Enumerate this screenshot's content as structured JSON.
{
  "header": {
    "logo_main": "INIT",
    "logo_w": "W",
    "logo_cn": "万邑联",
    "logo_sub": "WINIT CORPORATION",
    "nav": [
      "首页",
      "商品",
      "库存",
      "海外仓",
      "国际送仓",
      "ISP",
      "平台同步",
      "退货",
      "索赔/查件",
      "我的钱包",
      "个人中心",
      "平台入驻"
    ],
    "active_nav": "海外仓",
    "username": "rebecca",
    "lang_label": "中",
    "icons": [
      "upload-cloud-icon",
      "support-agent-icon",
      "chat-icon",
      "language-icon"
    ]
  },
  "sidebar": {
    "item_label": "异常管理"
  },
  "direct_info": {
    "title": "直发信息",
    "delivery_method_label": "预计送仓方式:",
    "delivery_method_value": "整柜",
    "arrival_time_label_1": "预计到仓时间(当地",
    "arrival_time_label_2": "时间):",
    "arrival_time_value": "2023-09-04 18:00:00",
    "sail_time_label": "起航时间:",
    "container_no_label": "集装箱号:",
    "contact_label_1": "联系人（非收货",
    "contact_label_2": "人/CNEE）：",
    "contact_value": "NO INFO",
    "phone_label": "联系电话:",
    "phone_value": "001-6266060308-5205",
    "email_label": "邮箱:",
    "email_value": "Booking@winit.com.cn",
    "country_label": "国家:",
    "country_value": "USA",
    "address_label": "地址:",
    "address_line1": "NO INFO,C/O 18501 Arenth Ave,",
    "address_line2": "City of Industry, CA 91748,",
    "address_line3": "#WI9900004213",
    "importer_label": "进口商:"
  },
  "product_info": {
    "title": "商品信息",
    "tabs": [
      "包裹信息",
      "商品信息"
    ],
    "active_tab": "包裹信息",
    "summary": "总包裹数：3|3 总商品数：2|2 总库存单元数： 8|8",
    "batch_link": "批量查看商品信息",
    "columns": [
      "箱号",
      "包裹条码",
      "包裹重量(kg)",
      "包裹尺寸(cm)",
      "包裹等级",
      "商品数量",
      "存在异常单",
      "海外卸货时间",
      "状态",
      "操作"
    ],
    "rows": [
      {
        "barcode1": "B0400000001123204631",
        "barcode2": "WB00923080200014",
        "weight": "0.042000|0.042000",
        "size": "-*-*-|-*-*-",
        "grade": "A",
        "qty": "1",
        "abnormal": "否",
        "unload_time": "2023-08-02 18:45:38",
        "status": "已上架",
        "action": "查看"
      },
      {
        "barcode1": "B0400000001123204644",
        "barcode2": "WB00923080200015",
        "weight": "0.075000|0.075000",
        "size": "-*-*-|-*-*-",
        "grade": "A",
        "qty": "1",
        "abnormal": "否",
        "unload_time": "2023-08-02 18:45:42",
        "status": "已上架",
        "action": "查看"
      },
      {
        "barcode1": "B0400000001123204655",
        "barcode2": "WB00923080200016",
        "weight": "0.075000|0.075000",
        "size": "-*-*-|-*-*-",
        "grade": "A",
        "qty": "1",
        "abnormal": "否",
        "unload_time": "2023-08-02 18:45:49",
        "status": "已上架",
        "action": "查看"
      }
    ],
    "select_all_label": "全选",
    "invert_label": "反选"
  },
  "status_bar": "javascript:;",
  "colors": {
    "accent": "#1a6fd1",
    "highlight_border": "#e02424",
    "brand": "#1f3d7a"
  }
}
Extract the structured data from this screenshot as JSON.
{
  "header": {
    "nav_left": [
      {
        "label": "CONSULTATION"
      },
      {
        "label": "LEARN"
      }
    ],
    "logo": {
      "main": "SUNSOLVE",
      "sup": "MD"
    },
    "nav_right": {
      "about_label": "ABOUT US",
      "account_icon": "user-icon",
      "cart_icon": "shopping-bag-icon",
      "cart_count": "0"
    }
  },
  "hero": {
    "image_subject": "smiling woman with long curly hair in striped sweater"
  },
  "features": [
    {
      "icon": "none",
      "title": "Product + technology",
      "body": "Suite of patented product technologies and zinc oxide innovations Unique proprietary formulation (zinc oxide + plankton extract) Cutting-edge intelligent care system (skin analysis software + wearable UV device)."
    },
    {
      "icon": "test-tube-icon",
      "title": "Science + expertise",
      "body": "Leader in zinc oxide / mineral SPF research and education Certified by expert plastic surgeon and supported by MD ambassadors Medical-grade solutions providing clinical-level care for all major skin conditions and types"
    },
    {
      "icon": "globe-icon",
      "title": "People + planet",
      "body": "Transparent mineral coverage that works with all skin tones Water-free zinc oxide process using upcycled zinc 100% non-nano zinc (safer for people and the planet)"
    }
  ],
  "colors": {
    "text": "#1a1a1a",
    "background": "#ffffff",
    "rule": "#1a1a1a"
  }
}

────────────────────────────────────────

Problem details »
Every line of the material must be returned exactly as it appears.

Response to the exercise »
Enumerate this screenshot's content as structured JSON.
{
  "header": {
    "logo_main": "INIT",
    "logo_w": "W",
    "logo_cn": "万邑联",
    "logo_sub": "WINIT CORPORATION",
    "nav": [
      "首页",
      "商品",
      "库存",
      "海外仓",
      "国际送仓",
      "ISP",
      "平台同步",
      "退货",
      "索赔/查件",
      "我的钱包",
      "个人中心",
      "平台入驻"
    ],
    "active_nav": "海外仓",
    "username": "rebecca",
    "lang_label": "中",
    "icons": [
      "upload-cloud-icon",
      "support-agent-icon",
      "chat-icon",
      "language-icon"
    ]
  },
  "sidebar": {
    "item_label": "异常管理"
  },
  "direct_info": {
    "title": "直发信息",
    "delivery_method_label": "预计送仓方式:",
    "delivery_method_value": "整柜",
    "arrival_time_label_1": "预计到仓时间(当地",
    "arrival_time_label_2": "时间):",
    "arrival_time_value": "2023-09-04 18:00:00",
    "sail_time_label": "起航时间:",
    "container_no_label": "集装箱号:",
    "contact_label_1": "联系人（非收货",
    "contact_label_2": "人/CNEE）：",
    "contact_value": "NO INFO",
    "phone_label": "联系电话:",
    "phone_value": "001-6266060308-5205",
    "email_label": "邮箱:",
    "email_value": "Booking@winit.com.cn",
    "country_label": "国家:",
    "country_value": "USA",
    "address_label": "地址:",
    "address_line1": "NO INFO,C/O 18501 Arenth Ave,",
    "address_line2": "City of Industry, CA 91748,",
    "address_line3": "#WI9900004213",
    "importer_label": "进口商:"
  },
  "product_info": {
    "title": "商品信息",
    "tabs": [
      "包裹信息",
      "商品信息"
    ],
    "active_tab": "包裹信息",
    "summary": "总包裹数：3|3 总商品数：2|2 总库存单元数： 8|8",
    "batch_link": "批量查看商品信息",
    "columns": [
      "箱号",
      "包裹条码",
      "包裹重量(kg)",
      "包裹尺寸(cm)",
      "包裹等级",
      "商品数量",
      "存在异常单",
      "海外卸货时间",
      "状态",
      "操作"
    ],
    "rows": [
      {
        "barcode1": "B0400000001123204631",
        "barcode2": "WB00923080200014",
        "weight": "0.042000|0.042000",
        "size": "-*-*-|-*-*-",
        "grade": "A",
        "qty": "1",
        "abnormal": "否",
        "unload_time": "2023-08-02 18:45:38",
        "status": "已上架",
        "action": "查看"
      },
      {
        "barcode1": "B0400000001123204644",
        "barcode2": "WB00923080200015",
        "weight": "0.075000|0.075000",
        "size": "-*-*-|-*-*-",
        "grade": "A",
        "qty": "1",
        "abnormal": "否",
        "unload_time": "2023-08-02 18:45:42",
        "status": "已上架",
        "action": "查看"
      },
      {
        "barcode1": "B0400000001123204655",
        "barcode2": "WB00923080200016",
        "weight": "0.075000|0.075000",
        "size": "-*-*-|-*-*-",
        "grade": "A",
        "qty": "1",
        "abnormal": "否",
        "unload_time": "2023-08-02 18:45:49",
        "status": "已上架",
        "action": "查看"
      }
    ],
    "select_all_label": "全选",
    "invert_label": "反选"
  },
  "status_bar": "javascript:;",
  "colors": {
    "accent": "#1a6fd1",
    "highlight_border": "#e02424",
    "brand": "#1f3d7a"
  }
}
Extract the structured data from this screenshot as JSON.
{
  "header": {
    "nav_left": [
      {
        "label": "CONSULTATION"
      },
      {
        "label": "LEARN"
      }
    ],
    "logo": {
      "main": "SUNSOLVE",
      "sup": "MD"
    },
    "nav_right": {
      "about_label": "ABOUT US",
      "account_icon": "user-icon",
      "cart_icon": "shopping-bag-icon",
      "cart_count": "0"
    }
  },
  "hero": {
    "image_subject": "smiling woman with long curly hair in striped sweater"
  },
  "features": [
    {
      "icon": "none",
      "title": "Product + technology",
      "body": "Suite of patented product technologies and zinc oxide innovations Unique proprietary formulation (zinc oxide + plankton extract) Cutting-edge intelligent care system (skin analysis software + wearable UV device)."
    },
    {
      "icon": "test-tube-icon",
      "title": "Science + expertise",
      "body": "Leader in zinc oxide / mineral SPF research and education Certified by expert plastic surgeon and supported by MD ambassadors Medical-grade solutions providing clinical-level care for all major skin conditions and types"
    },
    {
      "icon": "globe-icon",
      "title": "People + planet",
      "body": "Transparent mineral coverage that works with all skin tones Water-free zinc oxide process using upcycled zinc 100% non-nano zinc (safer for people and the planet)"
    }
  ],
  "colors": {
    "text": "#1a1a1a",
    "background": "#ffffff",
    "rule": "#1a1a1a"
  }
}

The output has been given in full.